- Material shown
┄┄┄┄┄┄┄┄┄┄┄┄┄┄┄┄┄┄┄┄

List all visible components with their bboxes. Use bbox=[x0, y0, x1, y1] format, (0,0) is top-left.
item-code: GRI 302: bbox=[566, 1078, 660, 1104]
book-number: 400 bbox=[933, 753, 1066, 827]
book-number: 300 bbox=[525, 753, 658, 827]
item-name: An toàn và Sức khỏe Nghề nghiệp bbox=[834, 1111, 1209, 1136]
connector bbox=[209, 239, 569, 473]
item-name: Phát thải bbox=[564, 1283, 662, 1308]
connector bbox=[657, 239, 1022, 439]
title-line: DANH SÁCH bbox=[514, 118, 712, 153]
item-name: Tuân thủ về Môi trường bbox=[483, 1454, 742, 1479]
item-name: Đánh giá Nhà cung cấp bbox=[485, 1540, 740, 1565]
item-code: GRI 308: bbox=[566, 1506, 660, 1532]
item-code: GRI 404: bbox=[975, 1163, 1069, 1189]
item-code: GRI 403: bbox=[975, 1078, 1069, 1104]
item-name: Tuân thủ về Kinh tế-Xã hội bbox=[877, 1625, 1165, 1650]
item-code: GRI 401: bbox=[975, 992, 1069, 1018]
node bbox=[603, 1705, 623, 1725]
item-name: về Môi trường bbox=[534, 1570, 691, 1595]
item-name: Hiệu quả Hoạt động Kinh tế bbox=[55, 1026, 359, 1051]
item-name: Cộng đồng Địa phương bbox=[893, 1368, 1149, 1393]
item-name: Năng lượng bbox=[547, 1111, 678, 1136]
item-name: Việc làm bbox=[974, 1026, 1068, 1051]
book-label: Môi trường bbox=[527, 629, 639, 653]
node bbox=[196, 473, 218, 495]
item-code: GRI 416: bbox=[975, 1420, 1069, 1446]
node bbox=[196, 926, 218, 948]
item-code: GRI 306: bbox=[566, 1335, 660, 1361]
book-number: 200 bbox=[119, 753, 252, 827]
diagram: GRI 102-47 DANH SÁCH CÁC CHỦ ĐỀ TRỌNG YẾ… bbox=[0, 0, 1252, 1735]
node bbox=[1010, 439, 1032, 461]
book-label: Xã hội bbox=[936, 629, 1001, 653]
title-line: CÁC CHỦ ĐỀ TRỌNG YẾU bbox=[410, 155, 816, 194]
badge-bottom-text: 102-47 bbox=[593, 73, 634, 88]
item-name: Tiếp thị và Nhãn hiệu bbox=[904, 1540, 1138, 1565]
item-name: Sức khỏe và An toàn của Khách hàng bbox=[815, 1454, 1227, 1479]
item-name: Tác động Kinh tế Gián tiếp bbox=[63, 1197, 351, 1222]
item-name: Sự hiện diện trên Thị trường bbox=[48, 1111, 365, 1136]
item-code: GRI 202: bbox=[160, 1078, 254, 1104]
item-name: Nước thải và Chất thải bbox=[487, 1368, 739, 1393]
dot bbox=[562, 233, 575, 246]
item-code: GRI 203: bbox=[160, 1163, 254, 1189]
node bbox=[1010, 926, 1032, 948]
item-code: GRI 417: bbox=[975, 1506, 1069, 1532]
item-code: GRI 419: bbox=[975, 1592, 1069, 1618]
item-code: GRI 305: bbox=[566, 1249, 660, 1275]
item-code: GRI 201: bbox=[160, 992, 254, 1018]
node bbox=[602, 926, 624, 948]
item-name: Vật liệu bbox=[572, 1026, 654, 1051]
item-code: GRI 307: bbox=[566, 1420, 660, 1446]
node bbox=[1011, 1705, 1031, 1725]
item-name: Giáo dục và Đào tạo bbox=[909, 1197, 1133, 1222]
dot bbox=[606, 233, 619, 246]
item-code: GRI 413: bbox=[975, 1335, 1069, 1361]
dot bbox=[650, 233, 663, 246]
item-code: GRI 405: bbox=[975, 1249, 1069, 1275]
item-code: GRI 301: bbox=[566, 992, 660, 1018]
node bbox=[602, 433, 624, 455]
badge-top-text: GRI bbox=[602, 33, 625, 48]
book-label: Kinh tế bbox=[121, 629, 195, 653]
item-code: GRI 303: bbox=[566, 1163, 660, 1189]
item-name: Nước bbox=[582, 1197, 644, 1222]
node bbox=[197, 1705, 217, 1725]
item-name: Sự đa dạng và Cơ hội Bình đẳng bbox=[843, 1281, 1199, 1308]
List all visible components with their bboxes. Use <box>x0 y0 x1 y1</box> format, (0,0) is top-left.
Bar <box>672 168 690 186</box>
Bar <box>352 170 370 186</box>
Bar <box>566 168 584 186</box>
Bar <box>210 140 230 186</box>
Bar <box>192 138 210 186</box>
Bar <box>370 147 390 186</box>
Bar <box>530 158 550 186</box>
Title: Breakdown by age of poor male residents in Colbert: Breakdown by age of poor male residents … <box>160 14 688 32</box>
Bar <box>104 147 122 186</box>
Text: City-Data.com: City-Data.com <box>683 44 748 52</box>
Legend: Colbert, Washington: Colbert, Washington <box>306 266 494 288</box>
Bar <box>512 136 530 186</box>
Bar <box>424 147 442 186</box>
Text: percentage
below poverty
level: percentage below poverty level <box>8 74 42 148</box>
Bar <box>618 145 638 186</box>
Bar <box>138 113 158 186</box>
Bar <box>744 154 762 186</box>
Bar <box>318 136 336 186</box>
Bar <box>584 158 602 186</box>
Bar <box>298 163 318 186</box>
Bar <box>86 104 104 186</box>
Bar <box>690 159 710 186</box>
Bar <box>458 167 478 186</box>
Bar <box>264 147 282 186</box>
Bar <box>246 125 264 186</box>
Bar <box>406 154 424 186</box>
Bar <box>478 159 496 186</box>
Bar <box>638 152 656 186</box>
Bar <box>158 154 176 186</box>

┄┄┄┄┄┄┄┄┄┄┄┄┄┄┄┄┄┄┄┄

Copy the lines of the records word for word, starting with the first line and going on through the line that contains "node bbox=[196, 473, 218, 495]".

- Written answer
List all visible components with their bboxes. Use bbox=[x0, y0, x1, y1] format, (0,0) is top-left.
item-code: GRI 302: bbox=[566, 1078, 660, 1104]
book-number: 400 bbox=[933, 753, 1066, 827]
book-number: 300 bbox=[525, 753, 658, 827]
item-name: An toàn và Sức khỏe Nghề nghiệp bbox=[834, 1111, 1209, 1136]
connector bbox=[209, 239, 569, 473]
item-name: Phát thải bbox=[564, 1283, 662, 1308]
connector bbox=[657, 239, 1022, 439]
title-line: DANH SÁCH bbox=[514, 118, 712, 153]
item-name: Tuân thủ về Môi trường bbox=[483, 1454, 742, 1479]
item-name: Đánh giá Nhà cung cấp bbox=[485, 1540, 740, 1565]
item-code: GRI 308: bbox=[566, 1506, 660, 1532]
item-code: GRI 404: bbox=[975, 1163, 1069, 1189]
item-code: GRI 403: bbox=[975, 1078, 1069, 1104]
item-name: Tuân thủ về Kinh tế-Xã hội bbox=[877, 1625, 1165, 1650]
item-code: GRI 401: bbox=[975, 992, 1069, 1018]
node bbox=[603, 1705, 623, 1725]
item-name: về Môi trường bbox=[534, 1570, 691, 1595]
item-name: Hiệu quả Hoạt động Kinh tế bbox=[55, 1026, 359, 1051]
item-name: Cộng đồng Địa phương bbox=[893, 1368, 1149, 1393]
item-name: Năng lượng bbox=[547, 1111, 678, 1136]
item-name: Việc làm bbox=[974, 1026, 1068, 1051]
book-label: Môi trường bbox=[527, 629, 639, 653]
node bbox=[196, 473, 218, 495]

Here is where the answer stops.